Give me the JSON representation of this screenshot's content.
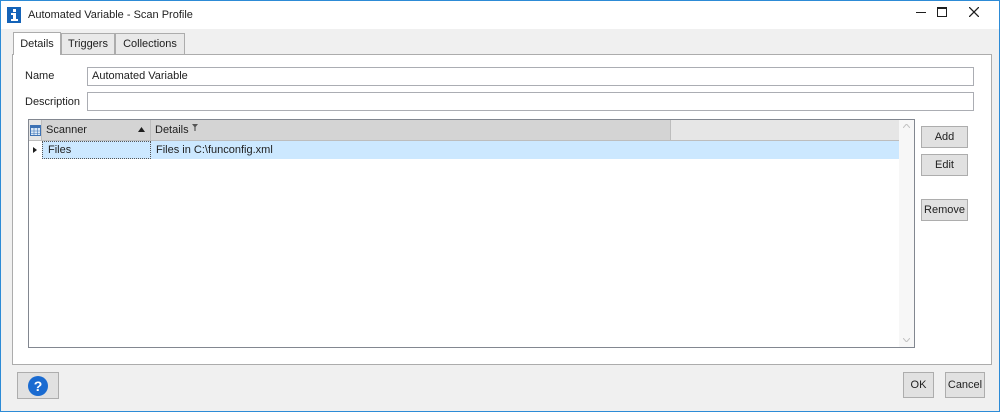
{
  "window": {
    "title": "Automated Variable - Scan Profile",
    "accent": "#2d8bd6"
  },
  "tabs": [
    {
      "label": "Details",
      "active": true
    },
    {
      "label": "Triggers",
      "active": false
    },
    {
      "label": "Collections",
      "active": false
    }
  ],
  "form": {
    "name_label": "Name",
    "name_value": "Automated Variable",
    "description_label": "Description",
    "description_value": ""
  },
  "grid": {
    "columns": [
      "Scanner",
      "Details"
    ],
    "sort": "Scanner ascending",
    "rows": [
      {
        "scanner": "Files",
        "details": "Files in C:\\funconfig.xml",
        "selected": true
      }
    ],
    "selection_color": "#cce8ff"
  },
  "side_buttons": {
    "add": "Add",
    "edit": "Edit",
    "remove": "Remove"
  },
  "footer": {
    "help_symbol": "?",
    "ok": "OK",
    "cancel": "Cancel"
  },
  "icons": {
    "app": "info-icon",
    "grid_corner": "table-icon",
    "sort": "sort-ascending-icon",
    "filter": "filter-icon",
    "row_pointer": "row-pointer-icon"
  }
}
...
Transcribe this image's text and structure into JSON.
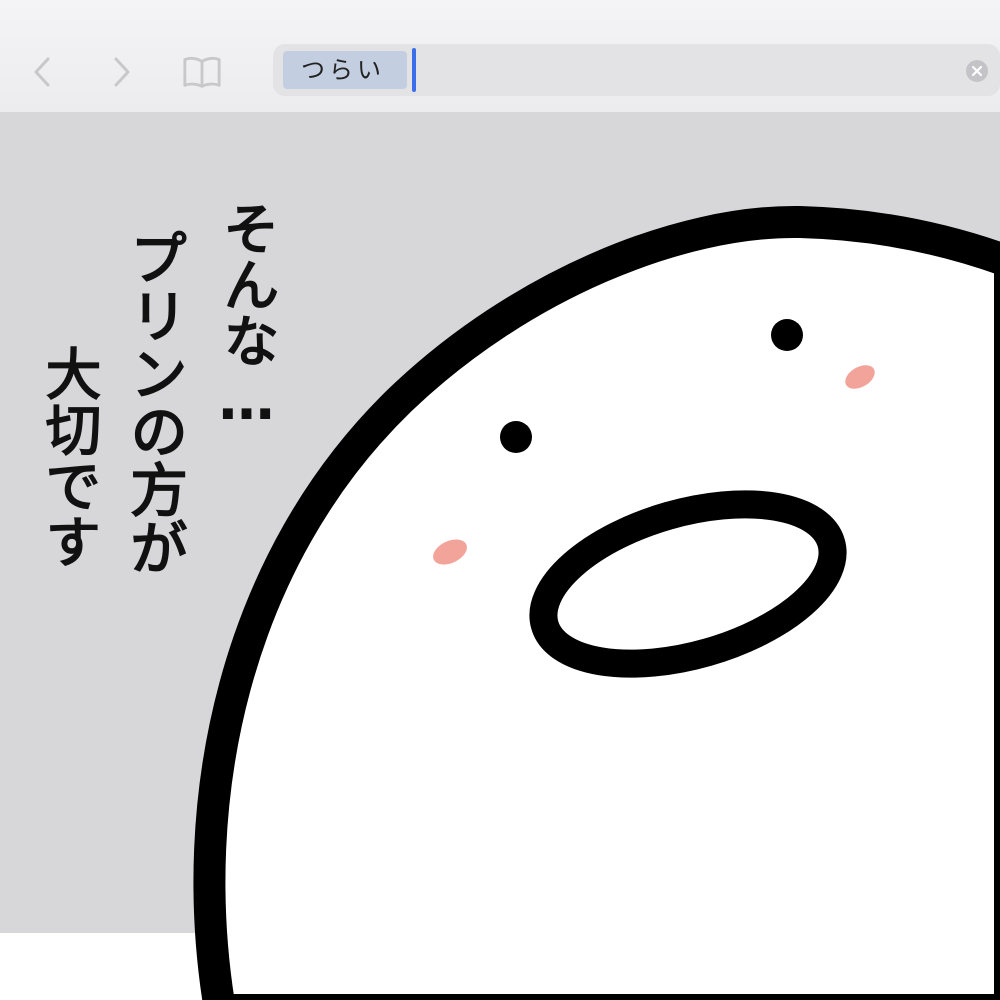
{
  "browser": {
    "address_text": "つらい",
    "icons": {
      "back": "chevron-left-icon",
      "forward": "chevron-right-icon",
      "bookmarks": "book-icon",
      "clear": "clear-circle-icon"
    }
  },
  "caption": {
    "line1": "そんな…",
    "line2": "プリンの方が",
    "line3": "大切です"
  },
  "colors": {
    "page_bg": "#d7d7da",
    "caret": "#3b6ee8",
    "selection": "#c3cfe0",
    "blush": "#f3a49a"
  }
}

Your goal | Using the records above, pull out each line where the word "chevron" occurs.

Solution |
      "back": "chevron-left-icon",
      "forward": "chevron-right-icon",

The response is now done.